◆ Brief A:
In the article on industry loss triggers, list every party the text names as part of the risk transfer chain.
◆ Brief B:
From the article on industry loss triggers, output the part that opens with the words containing "PERILS data is" and closes with "retro capacity diminished.".

Text shown below:

Demand is growing for industry loss triggers as cedants seek alternatives amid the ongoing hard market - CEO Hitz
2022 is proving to be a difficult year for the industry and the wider world. This is according to Luzi Hitz, chief executive of PERILS, speaking to Global Reinsurance ahead of the Rendez-Vous de Septembre in Monte Carlo.
”There are many uncertainties,” he says. ”In the past hard markets such as 2006 were triggered by KRW [Katrina, Rita and Wilma], which was quite clear cut. There had been huge losses and payouts, no profits and all of that needed to be recovered. It was something that was only really an issue within the global insurance and reinsurance industry. The rest of the world moved on with reinsurers and insurers helped to manage the effects of these big events.”
“Now everyone is seeing an impact from investments, inflation, climate change effects and it really feels like rather troubled times to me.”
“One of the things we learnt from COVID is how fragile supply chains can be and it’s the same in the reinsurance world,” Hitz explains.
“For the industry, there is a risk transfer chain (with risks ceded from corporates to insurers and onto reinsurers, retro providers and the capital markets). It’s a fully functional chain and if one of the cogs in the wheel is locked, that goes through the entire chain.”
PERILS data is increasingly being used to structure industry loss-based reinsurance and retrocession risk transfer solutions, including ILWs and catastrophe bonds. Hitz notes that demand for such products has grown as the market has hardened and retro capacity diminished.

End of Text shown.
Supplied entries below:

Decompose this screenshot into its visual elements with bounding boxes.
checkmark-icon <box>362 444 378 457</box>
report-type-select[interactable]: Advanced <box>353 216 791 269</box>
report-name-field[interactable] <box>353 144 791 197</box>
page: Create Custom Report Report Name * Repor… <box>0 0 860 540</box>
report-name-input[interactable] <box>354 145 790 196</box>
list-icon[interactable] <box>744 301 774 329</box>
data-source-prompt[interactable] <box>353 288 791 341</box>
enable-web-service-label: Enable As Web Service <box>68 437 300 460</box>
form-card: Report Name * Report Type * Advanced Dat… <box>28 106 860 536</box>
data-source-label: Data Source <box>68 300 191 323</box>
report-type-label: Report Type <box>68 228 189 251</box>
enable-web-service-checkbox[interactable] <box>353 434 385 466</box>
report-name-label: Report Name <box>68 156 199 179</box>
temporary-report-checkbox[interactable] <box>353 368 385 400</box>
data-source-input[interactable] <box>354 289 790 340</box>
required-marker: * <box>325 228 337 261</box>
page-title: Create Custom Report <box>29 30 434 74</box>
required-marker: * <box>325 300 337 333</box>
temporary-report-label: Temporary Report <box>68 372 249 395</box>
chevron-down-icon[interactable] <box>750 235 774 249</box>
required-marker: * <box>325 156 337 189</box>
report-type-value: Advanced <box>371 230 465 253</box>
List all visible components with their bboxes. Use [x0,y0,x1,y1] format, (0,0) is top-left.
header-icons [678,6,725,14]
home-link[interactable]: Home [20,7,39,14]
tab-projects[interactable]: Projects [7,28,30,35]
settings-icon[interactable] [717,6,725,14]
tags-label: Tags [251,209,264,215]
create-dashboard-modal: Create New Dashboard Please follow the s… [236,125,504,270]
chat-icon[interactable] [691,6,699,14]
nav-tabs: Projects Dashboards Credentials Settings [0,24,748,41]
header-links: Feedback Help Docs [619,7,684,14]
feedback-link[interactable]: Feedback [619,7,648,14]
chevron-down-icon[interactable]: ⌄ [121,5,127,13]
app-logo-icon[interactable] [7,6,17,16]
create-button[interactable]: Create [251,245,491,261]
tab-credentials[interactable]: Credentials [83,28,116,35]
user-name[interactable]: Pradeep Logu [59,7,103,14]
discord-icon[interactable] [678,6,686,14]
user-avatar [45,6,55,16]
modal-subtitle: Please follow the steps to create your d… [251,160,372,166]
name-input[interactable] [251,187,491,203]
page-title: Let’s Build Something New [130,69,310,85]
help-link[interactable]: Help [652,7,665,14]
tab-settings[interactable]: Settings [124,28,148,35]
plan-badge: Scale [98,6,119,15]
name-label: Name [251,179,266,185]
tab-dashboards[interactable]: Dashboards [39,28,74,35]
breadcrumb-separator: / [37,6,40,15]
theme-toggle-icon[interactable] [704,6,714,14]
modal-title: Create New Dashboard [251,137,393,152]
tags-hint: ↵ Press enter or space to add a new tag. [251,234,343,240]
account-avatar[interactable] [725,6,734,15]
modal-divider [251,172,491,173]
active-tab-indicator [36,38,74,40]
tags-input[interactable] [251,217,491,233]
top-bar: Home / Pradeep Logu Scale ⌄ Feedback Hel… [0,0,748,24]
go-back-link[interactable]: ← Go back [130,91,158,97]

End of Supplied entries.

◆ Response A:
corporates, insurers, reinsurers, retro providers, the capital markets

◆ Response B:
PERILS data is increasingly being used to structure industry loss-based reinsurance and retrocession risk transfer solutions, including ILWs and catastrophe bonds. Hitz notes that demand for such products has grown as the market has hardened and retro capacity diminished.